Exercise input

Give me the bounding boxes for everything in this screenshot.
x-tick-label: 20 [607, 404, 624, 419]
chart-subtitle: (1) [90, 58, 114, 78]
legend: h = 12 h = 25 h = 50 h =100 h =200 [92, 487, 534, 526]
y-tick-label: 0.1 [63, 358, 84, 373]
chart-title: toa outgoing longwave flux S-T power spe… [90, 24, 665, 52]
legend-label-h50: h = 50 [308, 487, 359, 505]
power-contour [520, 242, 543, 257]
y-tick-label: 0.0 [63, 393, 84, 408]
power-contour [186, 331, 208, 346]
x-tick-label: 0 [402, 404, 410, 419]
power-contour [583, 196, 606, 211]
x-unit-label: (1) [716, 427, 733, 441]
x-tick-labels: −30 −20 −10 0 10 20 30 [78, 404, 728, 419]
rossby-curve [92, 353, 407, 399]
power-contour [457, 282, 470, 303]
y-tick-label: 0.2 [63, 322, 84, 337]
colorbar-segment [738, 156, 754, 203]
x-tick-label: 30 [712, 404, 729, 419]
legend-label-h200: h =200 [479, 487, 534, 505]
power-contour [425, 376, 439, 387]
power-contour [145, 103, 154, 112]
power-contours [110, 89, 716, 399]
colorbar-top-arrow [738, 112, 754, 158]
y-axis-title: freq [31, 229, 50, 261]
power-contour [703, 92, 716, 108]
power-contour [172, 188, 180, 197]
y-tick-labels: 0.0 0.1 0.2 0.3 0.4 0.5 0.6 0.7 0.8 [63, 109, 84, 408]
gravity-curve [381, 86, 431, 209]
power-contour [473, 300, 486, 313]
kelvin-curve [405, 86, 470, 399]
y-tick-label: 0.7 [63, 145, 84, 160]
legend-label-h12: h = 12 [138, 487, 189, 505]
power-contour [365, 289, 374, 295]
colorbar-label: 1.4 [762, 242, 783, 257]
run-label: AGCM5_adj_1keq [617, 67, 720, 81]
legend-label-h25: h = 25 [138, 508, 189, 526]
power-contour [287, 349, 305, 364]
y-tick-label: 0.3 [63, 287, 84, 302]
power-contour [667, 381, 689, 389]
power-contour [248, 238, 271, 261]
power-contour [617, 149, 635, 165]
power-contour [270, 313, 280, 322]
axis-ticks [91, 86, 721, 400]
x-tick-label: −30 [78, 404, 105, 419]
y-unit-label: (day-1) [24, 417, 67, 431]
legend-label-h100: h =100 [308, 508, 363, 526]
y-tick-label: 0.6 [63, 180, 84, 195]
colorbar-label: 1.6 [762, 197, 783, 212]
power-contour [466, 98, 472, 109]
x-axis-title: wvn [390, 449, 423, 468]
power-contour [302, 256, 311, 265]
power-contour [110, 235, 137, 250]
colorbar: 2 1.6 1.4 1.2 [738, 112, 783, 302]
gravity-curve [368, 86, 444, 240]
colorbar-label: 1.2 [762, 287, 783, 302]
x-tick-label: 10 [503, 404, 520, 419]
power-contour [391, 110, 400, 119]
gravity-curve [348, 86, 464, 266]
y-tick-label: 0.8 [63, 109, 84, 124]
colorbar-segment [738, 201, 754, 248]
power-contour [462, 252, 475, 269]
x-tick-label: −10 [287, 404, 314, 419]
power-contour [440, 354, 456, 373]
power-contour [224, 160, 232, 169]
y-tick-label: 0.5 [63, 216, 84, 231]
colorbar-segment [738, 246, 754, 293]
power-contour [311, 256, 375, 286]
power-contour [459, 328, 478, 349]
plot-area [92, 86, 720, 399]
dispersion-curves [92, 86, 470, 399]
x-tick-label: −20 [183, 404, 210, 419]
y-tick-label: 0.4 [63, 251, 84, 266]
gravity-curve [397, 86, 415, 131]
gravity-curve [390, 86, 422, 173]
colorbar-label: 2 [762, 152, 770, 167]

What is needed
Rewrite the records starting at the first line and ending at the line containing "power-contour [703, 92, 716, 108]", renaming "rossby-curve" to "rossby-wave-curve" and leaving everything else unchanged.

Solved problem
Give me the bounding boxes for everything in this screenshot.
x-tick-label: 20 [607, 404, 624, 419]
chart-subtitle: (1) [90, 58, 114, 78]
legend: h = 12 h = 25 h = 50 h =100 h =200 [92, 487, 534, 526]
y-tick-label: 0.1 [63, 358, 84, 373]
chart-title: toa outgoing longwave flux S-T power spe… [90, 24, 665, 52]
legend-label-h50: h = 50 [308, 487, 359, 505]
power-contour [520, 242, 543, 257]
y-tick-label: 0.0 [63, 393, 84, 408]
power-contour [186, 331, 208, 346]
x-tick-label: 0 [402, 404, 410, 419]
power-contour [583, 196, 606, 211]
x-unit-label: (1) [716, 427, 733, 441]
x-tick-labels: −30 −20 −10 0 10 20 30 [78, 404, 728, 419]
rossby-wave-curve [92, 353, 407, 399]
power-contour [457, 282, 470, 303]
y-tick-label: 0.2 [63, 322, 84, 337]
colorbar-segment [738, 156, 754, 203]
x-tick-label: 30 [712, 404, 729, 419]
legend-label-h200: h =200 [479, 487, 534, 505]
power-contour [425, 376, 439, 387]
power-contour [145, 103, 154, 112]
power-contours [110, 89, 716, 399]
colorbar-top-arrow [738, 112, 754, 158]
y-axis-title: freq [31, 229, 50, 261]
power-contour [703, 92, 716, 108]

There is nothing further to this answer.